5.3.1.Standpunt verdediging
Aangevoerd is dat de verdachte dient te worden vrijgesproken van het onder 1 ten laste gelegde en partieel van het onder 3 ten laste gelegde, namelijk voor zover het betreft het al dan niet samen met een ander of anderen voorhanden hebben van een of meer vuurwapen(s) en munitie.
Feit 1
De raadsman heeft ten aanzien van het onder 1 ten laste gelegde feit vrijspraak bepleit omdat er onvoldoende wettig en overtuigend bewijs is dat de verdachte het slachtoffer met een revolver van het kaliber .38 heeft beschoten en dodelijk heeft geraakt.
De raadsman heeft daartoe - zoals verwoord in zijn pleitnota - samengevat aangevoerd, dat gelet op de schootsbaanreconstructie van het Nederlands Forensisch Instituut (NFI) de man die volgens getuige [naam getuige 1] vanuit de deuropening naar binnen in de keldergang heeft geschoten, niet verantwoordelijk kan worden gehouden voor het dodelijke schot op het slachtoffer. Er moet dus een ander persoon in de keldergang zijn geweest die het dodelijke schot heeft gelost. De raadsman heeft aangevoerd dat op grond van het dossier niet valt uit te sluiten dat het slachtoffer zichzelf dodelijk heeft verwond of dat anderen
( [naam getuige 2] , [naam getuige 3] of [naam getuige 4] )die ook in de desbetreffende keldergang aanwezig waren, het slachtoffer hebben beschoten en hem daarbij dodelijk hebben verwond. Naast de verklaring van [naam getuige 4] dat de verdachte een revolver van minimaal kaliber .38 bij zich had, zijn er bovendien geen andere getuigen die iets dergelijks verklaren.

..............................

[OPDRACHT]: Neem het fragment over het standpunt van de verdediging hierboven alstublieft volledig en woordelijk over.

..............................

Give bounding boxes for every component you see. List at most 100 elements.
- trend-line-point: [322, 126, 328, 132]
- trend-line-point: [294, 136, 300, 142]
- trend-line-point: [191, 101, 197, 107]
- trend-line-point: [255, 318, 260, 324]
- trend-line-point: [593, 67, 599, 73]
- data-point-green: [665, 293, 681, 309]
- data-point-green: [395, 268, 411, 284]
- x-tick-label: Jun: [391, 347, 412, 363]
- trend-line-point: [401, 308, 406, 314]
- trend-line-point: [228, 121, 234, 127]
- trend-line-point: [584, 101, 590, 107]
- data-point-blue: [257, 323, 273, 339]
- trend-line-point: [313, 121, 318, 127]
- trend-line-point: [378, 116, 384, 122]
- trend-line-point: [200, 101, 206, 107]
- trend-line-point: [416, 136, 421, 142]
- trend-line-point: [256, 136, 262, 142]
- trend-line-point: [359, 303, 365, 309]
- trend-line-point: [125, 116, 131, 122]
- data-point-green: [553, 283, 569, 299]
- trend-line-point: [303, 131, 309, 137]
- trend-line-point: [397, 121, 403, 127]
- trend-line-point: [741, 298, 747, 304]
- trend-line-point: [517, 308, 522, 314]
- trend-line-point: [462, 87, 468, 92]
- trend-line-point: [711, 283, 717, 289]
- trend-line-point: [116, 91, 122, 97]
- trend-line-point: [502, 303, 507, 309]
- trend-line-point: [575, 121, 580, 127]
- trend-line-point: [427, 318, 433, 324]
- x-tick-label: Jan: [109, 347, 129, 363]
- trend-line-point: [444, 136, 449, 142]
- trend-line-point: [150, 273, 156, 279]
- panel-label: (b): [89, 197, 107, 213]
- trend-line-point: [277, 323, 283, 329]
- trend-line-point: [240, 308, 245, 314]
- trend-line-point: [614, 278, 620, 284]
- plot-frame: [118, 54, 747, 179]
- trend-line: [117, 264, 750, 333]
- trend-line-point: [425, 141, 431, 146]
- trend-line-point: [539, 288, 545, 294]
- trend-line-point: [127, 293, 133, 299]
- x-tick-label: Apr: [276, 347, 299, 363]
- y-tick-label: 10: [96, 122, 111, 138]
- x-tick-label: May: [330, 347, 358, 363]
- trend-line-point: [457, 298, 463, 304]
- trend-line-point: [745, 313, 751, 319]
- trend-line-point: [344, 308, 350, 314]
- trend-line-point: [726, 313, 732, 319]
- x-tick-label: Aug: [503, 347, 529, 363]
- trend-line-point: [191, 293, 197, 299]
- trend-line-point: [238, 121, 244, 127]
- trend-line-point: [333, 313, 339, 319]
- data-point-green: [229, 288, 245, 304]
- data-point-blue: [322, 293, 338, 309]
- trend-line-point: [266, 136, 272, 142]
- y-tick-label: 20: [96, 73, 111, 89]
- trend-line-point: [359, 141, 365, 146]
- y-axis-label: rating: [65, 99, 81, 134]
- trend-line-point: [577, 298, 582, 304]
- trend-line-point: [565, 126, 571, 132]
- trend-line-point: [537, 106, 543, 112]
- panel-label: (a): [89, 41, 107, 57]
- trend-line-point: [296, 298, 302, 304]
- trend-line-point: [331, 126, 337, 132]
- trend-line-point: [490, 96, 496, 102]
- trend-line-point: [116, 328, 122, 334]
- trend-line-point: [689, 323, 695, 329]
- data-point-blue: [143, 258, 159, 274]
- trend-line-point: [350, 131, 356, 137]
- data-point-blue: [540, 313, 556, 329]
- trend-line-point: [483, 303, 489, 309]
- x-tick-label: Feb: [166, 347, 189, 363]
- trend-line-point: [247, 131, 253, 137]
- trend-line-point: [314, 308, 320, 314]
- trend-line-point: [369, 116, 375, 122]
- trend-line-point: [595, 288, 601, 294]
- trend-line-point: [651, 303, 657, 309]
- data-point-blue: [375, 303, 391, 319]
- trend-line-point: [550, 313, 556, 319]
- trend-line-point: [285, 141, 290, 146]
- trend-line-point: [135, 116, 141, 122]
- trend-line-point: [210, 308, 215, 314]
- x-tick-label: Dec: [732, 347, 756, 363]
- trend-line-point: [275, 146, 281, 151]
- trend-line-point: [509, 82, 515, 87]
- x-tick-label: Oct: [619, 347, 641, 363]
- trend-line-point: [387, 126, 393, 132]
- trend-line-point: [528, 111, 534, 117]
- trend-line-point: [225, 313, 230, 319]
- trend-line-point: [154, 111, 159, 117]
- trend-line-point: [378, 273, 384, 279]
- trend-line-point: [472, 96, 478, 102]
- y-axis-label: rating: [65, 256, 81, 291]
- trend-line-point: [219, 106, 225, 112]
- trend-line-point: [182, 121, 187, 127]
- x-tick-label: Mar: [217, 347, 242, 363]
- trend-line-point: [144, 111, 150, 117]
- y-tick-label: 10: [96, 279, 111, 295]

..............................

[UITWERKING]:
5.3.1.Standpunt verdediging
Aangevoerd is dat de verdachte dient te worden vrijgesproken van het onder 1 ten laste gelegde en partieel van het onder 3 ten laste gelegde, namelijk voor zover het betreft het al dan niet samen met een ander of anderen voorhanden hebben van een of meer vuurwapen(s) en munitie.
Feit 1
De raadsman heeft ten aanzien van het onder 1 ten laste gelegde feit vrijspraak bepleit omdat er onvoldoende wettig en overtuigend bewijs is dat de verdachte het slachtoffer met een revolver van het kaliber .38 heeft beschoten en dodelijk heeft geraakt.
De raadsman heeft daartoe - zoals verwoord in zijn pleitnota - samengevat aangevoerd, dat gelet op de schootsbaanreconstructie van het Nederlands Forensisch Instituut (NFI) de man die volgens getuige [naam getuige 1] vanuit de deuropening naar binnen in de keldergang heeft geschoten, niet verantwoordelijk kan worden gehouden voor het dodelijke schot op het slachtoffer. Er moet dus een ander persoon in de keldergang zijn geweest die het dodelijke schot heeft gelost. De raadsman heeft aangevoerd dat op grond van het dossier niet valt uit te sluiten dat het slachtoffer zichzelf dodelijk heeft verwond of dat anderen
( [naam getuige 2] , [naam getuige 3] of [naam getuige 4] )die ook in de desbetreffende keldergang aanwezig waren, het slachtoffer hebben beschoten en hem daarbij dodelijk hebben verwond. Naast de verklaring van [naam getuige 4] dat de verdachte een revolver van minimaal kaliber .38 bij zich had, zijn er bovendien geen andere getuigen die iets dergelijks verklaren.